== Given data

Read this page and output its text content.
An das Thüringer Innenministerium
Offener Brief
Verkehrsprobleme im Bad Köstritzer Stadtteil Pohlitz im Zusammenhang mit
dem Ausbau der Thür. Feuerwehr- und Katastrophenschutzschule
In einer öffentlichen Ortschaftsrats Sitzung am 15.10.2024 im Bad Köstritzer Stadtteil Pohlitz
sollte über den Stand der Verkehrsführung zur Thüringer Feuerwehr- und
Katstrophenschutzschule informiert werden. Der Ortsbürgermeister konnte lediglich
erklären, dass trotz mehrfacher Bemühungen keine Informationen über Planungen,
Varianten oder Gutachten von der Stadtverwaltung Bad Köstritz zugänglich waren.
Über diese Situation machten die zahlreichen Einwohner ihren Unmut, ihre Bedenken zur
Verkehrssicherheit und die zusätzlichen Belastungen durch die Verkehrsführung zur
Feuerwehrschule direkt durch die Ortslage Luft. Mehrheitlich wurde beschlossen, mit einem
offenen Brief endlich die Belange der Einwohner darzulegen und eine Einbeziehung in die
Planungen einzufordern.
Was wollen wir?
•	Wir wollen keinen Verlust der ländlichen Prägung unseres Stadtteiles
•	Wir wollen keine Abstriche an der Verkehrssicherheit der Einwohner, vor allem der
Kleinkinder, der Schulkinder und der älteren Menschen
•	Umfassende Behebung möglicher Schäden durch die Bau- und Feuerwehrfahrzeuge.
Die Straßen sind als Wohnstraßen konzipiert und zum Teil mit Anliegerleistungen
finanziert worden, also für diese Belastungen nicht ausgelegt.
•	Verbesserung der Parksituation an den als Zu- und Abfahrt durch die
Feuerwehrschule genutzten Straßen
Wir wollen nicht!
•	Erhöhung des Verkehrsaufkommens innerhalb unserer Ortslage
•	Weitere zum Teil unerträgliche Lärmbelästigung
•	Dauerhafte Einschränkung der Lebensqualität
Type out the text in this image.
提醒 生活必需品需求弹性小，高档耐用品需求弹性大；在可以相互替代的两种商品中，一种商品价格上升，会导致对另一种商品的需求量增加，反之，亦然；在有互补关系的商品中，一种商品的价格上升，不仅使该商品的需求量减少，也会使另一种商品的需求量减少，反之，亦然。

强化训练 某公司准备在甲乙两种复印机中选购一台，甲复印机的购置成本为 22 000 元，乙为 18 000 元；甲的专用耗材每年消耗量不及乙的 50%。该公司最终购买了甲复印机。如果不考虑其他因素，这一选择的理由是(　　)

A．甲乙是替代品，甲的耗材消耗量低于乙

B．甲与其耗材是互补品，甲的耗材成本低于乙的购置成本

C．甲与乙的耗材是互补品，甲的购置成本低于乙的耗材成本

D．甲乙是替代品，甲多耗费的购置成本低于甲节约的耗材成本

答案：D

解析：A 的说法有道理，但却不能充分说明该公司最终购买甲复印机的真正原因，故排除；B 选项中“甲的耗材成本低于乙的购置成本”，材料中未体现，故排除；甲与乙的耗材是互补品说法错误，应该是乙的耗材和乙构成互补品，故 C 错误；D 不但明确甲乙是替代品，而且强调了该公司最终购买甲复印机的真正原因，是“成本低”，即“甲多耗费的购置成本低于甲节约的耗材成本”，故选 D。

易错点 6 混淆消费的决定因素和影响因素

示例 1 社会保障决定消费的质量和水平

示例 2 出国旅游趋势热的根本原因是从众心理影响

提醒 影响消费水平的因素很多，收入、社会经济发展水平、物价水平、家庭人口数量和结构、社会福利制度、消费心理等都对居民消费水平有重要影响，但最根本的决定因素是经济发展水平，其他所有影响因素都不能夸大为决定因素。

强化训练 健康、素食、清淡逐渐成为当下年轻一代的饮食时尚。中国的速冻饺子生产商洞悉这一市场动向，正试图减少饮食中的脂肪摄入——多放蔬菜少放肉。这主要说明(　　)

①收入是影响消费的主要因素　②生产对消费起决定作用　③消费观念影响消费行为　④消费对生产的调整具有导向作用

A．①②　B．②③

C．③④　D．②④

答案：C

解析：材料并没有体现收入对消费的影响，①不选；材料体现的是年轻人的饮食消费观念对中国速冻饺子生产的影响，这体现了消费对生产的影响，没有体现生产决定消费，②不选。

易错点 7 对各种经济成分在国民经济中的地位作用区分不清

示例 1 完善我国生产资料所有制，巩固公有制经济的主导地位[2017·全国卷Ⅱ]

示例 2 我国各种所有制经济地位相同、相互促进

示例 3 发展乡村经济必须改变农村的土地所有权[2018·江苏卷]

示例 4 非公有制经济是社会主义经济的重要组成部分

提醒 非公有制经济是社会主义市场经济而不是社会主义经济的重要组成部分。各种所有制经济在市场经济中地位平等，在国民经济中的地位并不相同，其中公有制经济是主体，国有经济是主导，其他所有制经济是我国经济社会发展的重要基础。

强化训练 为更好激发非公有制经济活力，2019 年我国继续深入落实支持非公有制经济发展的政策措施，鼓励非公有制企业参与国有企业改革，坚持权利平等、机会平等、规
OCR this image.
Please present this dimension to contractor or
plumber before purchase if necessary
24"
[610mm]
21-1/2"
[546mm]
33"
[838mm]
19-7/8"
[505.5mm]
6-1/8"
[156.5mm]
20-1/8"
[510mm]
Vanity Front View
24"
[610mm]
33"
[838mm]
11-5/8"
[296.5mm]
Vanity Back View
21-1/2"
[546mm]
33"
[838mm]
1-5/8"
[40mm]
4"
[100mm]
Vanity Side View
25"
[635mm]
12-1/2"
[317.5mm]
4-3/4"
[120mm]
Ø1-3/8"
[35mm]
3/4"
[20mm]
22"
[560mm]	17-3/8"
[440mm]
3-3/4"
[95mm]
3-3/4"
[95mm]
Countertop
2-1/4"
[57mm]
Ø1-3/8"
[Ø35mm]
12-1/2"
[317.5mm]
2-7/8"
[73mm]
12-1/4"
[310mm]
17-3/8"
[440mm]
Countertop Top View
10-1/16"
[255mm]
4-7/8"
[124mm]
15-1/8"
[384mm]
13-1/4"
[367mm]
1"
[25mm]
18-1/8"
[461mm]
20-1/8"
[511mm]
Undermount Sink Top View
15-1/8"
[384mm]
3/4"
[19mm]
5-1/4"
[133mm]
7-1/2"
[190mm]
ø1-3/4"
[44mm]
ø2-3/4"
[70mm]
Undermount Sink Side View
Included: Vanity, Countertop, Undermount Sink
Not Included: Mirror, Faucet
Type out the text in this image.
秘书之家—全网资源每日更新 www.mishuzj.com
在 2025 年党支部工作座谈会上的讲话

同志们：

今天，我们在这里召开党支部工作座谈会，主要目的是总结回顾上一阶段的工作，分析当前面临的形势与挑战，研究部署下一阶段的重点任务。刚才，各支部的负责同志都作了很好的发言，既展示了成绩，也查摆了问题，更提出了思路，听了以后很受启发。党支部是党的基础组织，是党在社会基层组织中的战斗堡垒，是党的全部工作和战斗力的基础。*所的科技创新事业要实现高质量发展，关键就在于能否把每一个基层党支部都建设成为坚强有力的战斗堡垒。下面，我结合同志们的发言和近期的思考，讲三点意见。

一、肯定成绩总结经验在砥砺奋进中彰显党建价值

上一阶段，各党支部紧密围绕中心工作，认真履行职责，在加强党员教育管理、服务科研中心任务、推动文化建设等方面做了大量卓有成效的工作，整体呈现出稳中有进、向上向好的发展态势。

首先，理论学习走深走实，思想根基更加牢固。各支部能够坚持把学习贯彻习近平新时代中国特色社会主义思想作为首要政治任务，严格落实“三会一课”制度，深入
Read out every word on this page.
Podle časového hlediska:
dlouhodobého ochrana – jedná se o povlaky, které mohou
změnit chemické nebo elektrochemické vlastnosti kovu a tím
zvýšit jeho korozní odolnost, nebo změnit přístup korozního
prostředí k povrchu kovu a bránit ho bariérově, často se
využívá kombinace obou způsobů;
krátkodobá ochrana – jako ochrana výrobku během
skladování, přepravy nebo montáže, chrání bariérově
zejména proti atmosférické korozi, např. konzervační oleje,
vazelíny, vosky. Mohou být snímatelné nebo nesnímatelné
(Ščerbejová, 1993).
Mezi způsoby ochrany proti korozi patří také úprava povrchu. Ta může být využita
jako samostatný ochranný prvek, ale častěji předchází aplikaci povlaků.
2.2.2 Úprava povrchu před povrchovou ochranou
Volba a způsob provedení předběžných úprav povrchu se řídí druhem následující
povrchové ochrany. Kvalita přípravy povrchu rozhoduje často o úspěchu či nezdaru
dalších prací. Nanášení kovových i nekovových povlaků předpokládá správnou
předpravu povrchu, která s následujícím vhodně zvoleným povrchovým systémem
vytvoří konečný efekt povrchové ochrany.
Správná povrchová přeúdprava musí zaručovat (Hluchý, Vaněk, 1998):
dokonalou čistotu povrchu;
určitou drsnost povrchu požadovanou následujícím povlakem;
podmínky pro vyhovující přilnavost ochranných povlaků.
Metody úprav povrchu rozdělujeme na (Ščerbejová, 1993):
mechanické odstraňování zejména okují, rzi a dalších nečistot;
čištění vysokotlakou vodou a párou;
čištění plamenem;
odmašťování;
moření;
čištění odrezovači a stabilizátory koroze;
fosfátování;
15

====

Aim =>
Out of the preceding entries, pull every line containing the string "povlaků".

Exercise result =>
jako samostatný ochranný prvek, ale častěji předchází aplikaci povlaků.
dalších prací. Nanášení kovových i nekovových povlaků předpokládá správnou
podmínky pro vyhovující přilnavost ochranných povlaků.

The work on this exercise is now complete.